## WRITTEN INSTRUCTION
The answer is one number: how many lines in the data below hold "隔张送纸最大尺寸".

## DATA SHOWN
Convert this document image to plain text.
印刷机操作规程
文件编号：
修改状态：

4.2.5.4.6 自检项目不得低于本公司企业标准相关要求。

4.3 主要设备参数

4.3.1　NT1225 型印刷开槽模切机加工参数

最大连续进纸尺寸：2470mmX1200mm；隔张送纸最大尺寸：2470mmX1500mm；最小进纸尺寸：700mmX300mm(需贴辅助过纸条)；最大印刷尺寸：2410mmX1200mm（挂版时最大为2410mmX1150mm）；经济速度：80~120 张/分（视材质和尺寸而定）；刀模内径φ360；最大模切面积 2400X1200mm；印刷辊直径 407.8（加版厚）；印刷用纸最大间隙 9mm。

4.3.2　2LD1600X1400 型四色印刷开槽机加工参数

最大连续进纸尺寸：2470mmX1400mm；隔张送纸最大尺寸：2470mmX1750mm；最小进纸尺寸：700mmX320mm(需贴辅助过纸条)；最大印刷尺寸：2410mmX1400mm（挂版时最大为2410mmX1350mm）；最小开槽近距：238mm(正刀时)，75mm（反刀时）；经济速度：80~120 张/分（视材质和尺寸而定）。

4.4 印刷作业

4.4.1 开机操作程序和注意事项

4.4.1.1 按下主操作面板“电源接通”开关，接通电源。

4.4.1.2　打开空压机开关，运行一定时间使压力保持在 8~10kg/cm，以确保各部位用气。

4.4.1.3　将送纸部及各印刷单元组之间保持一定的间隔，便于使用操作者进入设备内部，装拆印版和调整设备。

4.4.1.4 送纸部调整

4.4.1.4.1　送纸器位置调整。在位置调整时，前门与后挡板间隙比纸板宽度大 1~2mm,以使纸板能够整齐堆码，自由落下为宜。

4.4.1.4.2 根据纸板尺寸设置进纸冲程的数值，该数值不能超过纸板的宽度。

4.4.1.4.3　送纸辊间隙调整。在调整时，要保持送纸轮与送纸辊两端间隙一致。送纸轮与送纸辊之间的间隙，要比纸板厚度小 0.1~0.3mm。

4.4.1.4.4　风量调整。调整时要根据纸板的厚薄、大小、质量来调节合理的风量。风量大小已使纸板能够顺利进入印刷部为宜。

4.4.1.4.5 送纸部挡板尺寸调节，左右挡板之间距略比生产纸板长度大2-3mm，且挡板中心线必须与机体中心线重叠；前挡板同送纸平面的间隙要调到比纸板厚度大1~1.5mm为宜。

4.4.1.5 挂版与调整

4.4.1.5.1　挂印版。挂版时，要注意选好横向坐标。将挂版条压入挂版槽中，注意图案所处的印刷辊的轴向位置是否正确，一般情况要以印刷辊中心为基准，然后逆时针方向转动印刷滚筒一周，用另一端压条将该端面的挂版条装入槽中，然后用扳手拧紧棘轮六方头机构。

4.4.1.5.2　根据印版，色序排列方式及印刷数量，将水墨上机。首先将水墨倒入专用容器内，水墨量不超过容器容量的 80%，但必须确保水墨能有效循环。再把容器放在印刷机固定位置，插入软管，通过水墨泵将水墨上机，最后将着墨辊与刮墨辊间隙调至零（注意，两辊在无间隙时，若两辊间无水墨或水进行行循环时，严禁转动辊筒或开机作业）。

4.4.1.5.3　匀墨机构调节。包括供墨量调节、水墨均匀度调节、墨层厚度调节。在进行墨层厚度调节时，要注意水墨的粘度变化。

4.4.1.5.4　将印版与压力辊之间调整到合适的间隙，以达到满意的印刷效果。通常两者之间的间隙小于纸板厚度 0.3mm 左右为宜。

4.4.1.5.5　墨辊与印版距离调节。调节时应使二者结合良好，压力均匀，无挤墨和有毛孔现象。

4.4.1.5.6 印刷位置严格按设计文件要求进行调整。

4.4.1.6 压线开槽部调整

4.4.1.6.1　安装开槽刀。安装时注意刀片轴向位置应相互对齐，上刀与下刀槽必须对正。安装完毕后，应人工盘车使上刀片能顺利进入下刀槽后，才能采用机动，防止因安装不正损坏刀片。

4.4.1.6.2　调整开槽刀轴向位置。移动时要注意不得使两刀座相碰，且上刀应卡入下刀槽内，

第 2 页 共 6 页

## OUTPUT FOR THIS TASK
2